[start of SUPPLIED RECORDS]

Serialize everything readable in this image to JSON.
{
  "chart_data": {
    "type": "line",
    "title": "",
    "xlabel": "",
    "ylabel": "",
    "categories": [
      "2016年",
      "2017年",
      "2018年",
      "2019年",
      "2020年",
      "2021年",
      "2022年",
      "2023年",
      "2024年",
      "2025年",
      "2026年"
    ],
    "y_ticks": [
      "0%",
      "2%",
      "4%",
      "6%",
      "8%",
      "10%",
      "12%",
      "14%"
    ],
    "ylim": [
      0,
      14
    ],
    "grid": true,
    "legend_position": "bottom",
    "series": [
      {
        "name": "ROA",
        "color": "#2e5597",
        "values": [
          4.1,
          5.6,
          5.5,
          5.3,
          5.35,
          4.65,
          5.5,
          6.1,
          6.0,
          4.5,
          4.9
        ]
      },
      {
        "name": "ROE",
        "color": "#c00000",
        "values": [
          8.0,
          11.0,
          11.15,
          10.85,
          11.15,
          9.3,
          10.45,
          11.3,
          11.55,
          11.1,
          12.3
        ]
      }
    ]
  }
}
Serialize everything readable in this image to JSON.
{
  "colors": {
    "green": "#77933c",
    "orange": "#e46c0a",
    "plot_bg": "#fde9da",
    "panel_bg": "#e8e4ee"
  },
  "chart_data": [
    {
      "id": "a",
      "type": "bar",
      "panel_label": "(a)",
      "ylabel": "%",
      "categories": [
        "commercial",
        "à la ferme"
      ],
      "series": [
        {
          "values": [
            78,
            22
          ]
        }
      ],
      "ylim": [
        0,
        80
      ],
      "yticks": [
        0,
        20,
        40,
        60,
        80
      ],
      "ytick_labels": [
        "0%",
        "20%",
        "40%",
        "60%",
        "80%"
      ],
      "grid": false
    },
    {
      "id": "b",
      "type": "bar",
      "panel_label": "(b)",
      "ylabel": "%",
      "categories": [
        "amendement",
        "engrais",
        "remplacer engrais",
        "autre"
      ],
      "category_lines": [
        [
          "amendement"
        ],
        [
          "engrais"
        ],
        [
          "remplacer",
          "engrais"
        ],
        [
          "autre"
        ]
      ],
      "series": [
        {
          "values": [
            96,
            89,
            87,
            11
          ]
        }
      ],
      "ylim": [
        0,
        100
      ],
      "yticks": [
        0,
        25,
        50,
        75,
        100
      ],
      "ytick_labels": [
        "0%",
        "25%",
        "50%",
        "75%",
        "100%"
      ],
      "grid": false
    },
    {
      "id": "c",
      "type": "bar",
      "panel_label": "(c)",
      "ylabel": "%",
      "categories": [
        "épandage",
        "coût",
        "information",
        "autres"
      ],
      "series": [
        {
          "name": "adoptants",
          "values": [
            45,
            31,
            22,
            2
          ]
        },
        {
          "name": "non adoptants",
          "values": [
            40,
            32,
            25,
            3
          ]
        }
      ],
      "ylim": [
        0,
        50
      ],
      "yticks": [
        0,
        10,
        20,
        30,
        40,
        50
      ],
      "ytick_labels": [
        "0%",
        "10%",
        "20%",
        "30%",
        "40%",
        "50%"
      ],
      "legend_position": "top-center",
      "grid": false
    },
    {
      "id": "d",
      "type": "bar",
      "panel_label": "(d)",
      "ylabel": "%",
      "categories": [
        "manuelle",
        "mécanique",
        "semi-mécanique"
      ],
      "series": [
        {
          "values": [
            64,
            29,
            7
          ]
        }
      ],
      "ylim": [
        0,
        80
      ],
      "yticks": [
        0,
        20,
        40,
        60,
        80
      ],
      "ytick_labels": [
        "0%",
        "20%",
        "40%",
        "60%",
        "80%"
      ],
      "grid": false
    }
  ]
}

[end of SUPPLIED RECORDS]

- INSTRUCTION:
Say how many lines in this listing hold the string "engrais", giving the count and nothing more.

- COMPLETE OUTPUT:
4